Data entries:
========

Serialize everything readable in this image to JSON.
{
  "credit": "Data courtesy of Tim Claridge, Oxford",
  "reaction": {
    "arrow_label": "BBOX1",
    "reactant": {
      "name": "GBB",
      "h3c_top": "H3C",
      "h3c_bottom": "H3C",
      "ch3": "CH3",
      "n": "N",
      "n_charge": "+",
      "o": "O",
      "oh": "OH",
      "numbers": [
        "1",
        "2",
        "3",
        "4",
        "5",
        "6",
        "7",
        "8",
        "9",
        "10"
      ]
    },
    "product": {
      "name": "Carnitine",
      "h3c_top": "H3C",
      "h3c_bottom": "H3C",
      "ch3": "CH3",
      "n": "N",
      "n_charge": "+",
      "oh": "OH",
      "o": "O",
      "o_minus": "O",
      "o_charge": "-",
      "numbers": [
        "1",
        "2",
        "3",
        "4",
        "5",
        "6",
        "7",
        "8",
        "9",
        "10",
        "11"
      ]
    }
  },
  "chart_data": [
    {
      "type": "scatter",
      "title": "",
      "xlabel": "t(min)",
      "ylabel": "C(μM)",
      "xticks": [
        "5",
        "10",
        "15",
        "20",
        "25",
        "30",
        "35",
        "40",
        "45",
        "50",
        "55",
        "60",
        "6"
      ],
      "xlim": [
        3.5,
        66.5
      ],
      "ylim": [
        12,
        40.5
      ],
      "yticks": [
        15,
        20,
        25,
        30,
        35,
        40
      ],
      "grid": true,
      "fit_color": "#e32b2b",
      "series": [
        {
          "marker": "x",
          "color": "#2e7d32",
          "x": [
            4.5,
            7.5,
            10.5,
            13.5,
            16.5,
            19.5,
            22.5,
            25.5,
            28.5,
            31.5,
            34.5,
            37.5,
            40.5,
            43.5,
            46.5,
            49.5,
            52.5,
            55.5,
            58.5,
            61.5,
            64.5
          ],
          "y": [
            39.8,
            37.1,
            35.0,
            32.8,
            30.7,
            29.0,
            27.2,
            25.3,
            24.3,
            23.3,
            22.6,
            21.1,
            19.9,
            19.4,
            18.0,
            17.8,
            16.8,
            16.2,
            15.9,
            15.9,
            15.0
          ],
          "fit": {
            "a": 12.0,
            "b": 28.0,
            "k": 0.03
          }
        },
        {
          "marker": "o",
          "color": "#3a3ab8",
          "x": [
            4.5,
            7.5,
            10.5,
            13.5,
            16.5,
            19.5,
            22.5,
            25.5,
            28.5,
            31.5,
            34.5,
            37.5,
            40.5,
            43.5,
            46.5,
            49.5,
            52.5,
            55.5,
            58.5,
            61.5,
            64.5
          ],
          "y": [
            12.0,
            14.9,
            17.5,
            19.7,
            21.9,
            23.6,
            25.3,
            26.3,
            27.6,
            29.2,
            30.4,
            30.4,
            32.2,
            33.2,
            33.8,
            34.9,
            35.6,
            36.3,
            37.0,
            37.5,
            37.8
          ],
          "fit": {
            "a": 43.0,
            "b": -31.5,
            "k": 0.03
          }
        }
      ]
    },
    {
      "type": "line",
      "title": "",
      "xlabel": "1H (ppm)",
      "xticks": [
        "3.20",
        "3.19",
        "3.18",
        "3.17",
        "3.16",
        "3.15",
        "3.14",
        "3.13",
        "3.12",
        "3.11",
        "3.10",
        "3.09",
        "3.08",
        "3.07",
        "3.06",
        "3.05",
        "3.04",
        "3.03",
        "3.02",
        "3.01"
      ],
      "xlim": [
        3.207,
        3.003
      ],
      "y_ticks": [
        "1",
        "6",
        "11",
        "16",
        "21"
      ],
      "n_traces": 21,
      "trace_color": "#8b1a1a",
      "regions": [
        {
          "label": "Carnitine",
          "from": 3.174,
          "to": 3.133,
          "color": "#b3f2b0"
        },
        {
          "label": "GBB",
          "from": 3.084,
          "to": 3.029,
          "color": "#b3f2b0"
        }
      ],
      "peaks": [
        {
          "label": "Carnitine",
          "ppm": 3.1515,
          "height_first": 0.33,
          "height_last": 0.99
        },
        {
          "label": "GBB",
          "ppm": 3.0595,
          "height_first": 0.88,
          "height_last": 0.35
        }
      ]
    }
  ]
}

========

Given exercise:
The records above are to be copied in full, exactly as written.

Response below:
Serialize everything readable in this image to JSON.
{
  "credit": "Data courtesy of Tim Claridge, Oxford",
  "reaction": {
    "arrow_label": "BBOX1",
    "reactant": {
      "name": "GBB",
      "h3c_top": "H3C",
      "h3c_bottom": "H3C",
      "ch3": "CH3",
      "n": "N",
      "n_charge": "+",
      "o": "O",
      "oh": "OH",
      "numbers": [
        "1",
        "2",
        "3",
        "4",
        "5",
        "6",
        "7",
        "8",
        "9",
        "10"
      ]
    },
    "product": {
      "name": "Carnitine",
      "h3c_top": "H3C",
      "h3c_bottom": "H3C",
      "ch3": "CH3",
      "n": "N",
      "n_charge": "+",
      "oh": "OH",
      "o": "O",
      "o_minus": "O",
      "o_charge": "-",
      "numbers": [
        "1",
        "2",
        "3",
        "4",
        "5",
        "6",
        "7",
        "8",
        "9",
        "10",
        "11"
      ]
    }
  },
  "chart_data": [
    {
      "type": "scatter",
      "title": "",
      "xlabel": "t(min)",
      "ylabel": "C(μM)",
      "xticks": [
        "5",
        "10",
        "15",
        "20",
        "25",
        "30",
        "35",
        "40",
        "45",
        "50",
        "55",
        "60",
        "6"
      ],
      "xlim": [
        3.5,
        66.5
      ],
      "ylim": [
        12,
        40.5
      ],
      "yticks": [
        15,
        20,
        25,
        30,
        35,
        40
      ],
      "grid": true,
      "fit_color": "#e32b2b",
      "series": [
        {
          "marker": "x",
          "color": "#2e7d32",
          "x": [
            4.5,
            7.5,
            10.5,
            13.5,
            16.5,
            19.5,
            22.5,
            25.5,
            28.5,
            31.5,
            34.5,
            37.5,
            40.5,
            43.5,
            46.5,
            49.5,
            52.5,
            55.5,
            58.5,
            61.5,
            64.5
          ],
          "y": [
            39.8,
            37.1,
            35.0,
            32.8,
            30.7,
            29.0,
            27.2,
            25.3,
            24.3,
            23.3,
            22.6,
            21.1,
            19.9,
            19.4,
            18.0,
            17.8,
            16.8,
            16.2,
            15.9,
            15.9,
            15.0
          ],
          "fit": {
            "a": 12.0,
            "b": 28.0,
            "k": 0.03
          }
        },
        {
          "marker": "o",
          "color": "#3a3ab8",
          "x": [
            4.5,
            7.5,
            10.5,
            13.5,
            16.5,
            19.5,
            22.5,
            25.5,
            28.5,
            31.5,
            34.5,
            37.5,
            40.5,
            43.5,
            46.5,
            49.5,
            52.5,
            55.5,
            58.5,
            61.5,
            64.5
          ],
          "y": [
            12.0,
            14.9,
            17.5,
            19.7,
            21.9,
            23.6,
            25.3,
            26.3,
            27.6,
            29.2,
            30.4,
            30.4,
            32.2,
            33.2,
            33.8,
            34.9,
            35.6,
            36.3,
            37.0,
            37.5,
            37.8
          ],
          "fit": {
            "a": 43.0,
            "b": -31.5,
            "k": 0.03
          }
        }
      ]
    },
    {
      "type": "line",
      "title": "",
      "xlabel": "1H (ppm)",
      "xticks": [
        "3.20",
        "3.19",
        "3.18",
        "3.17",
        "3.16",
        "3.15",
        "3.14",
        "3.13",
        "3.12",
        "3.11",
        "3.10",
        "3.09",
        "3.08",
        "3.07",
        "3.06",
        "3.05",
        "3.04",
        "3.03",
        "3.02",
        "3.01"
      ],
      "xlim": [
        3.207,
        3.003
      ],
      "y_ticks": [
        "1",
        "6",
        "11",
        "16",
        "21"
      ],
      "n_traces": 21,
      "trace_color": "#8b1a1a",
      "regions": [
        {
          "label": "Carnitine",
          "from": 3.174,
          "to": 3.133,
          "color": "#b3f2b0"
        },
        {
          "label": "GBB",
          "from": 3.084,
          "to": 3.029,
          "color": "#b3f2b0"
        }
      ],
      "peaks": [
        {
          "label": "Carnitine",
          "ppm": 3.1515,
          "height_first": 0.33,
          "height_last": 0.99
        },
        {
          "label": "GBB",
          "ppm": 3.0595,
          "height_first": 0.88,
          "height_last": 0.35
        }
      ]
    }
  ]
}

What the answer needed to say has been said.